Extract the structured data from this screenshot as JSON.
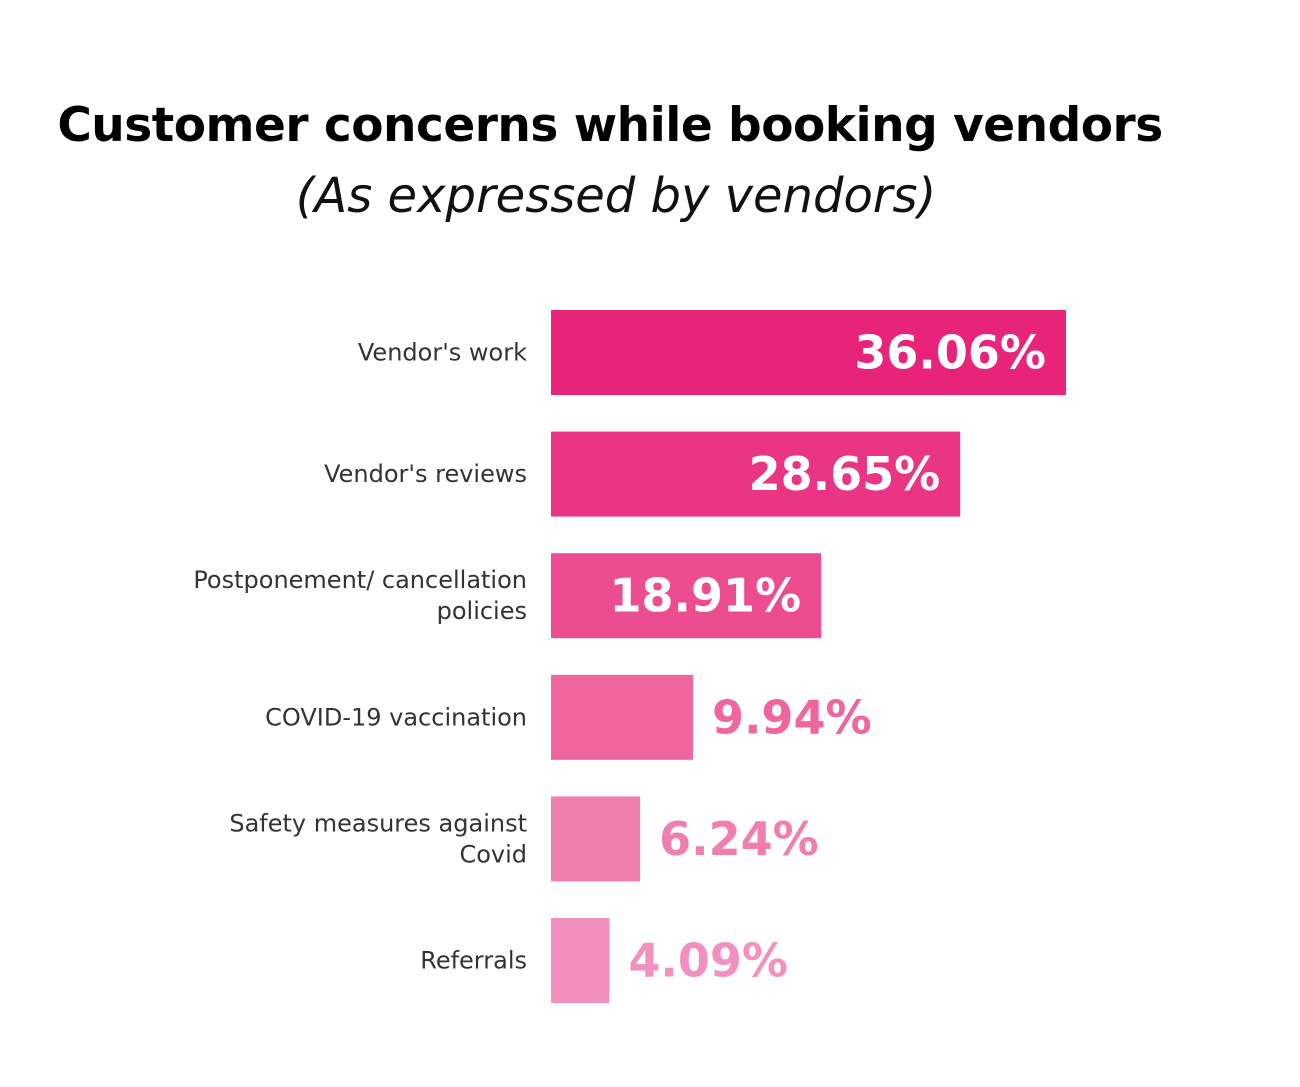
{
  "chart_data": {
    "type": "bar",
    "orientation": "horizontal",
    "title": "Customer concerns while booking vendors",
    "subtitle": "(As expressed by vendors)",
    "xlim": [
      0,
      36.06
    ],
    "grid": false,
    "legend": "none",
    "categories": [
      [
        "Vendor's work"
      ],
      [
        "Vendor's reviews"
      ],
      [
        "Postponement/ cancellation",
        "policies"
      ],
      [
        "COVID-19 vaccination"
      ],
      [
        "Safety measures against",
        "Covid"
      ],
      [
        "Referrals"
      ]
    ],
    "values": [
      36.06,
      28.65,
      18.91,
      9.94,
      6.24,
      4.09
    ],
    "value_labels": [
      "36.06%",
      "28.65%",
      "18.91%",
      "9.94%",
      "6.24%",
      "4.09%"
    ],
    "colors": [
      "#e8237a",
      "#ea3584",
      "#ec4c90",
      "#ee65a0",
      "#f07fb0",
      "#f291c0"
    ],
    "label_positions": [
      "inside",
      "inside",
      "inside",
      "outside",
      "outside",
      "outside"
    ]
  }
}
+-------+
• DO THIS
Copy the entries above faithfully and omit every image.

• ANSWER
Extract the structured data from this screenshot as JSON.
{
  "chart_data": {
    "type": "bar",
    "orientation": "horizontal",
    "title": "Customer concerns while booking vendors",
    "subtitle": "(As expressed by vendors)",
    "xlim": [
      0,
      36.06
    ],
    "grid": false,
    "legend": "none",
    "categories": [
      [
        "Vendor's work"
      ],
      [
        "Vendor's reviews"
      ],
      [
        "Postponement/ cancellation",
        "policies"
      ],
      [
        "COVID-19 vaccination"
      ],
      [
        "Safety measures against",
        "Covid"
      ],
      [
        "Referrals"
      ]
    ],
    "values": [
      36.06,
      28.65,
      18.91,
      9.94,
      6.24,
      4.09
    ],
    "value_labels": [
      "36.06%",
      "28.65%",
      "18.91%",
      "9.94%",
      "6.24%",
      "4.09%"
    ],
    "colors": [
      "#e8237a",
      "#ea3584",
      "#ec4c90",
      "#ee65a0",
      "#f07fb0",
      "#f291c0"
    ],
    "label_positions": [
      "inside",
      "inside",
      "inside",
      "outside",
      "outside",
      "outside"
    ]
  }
}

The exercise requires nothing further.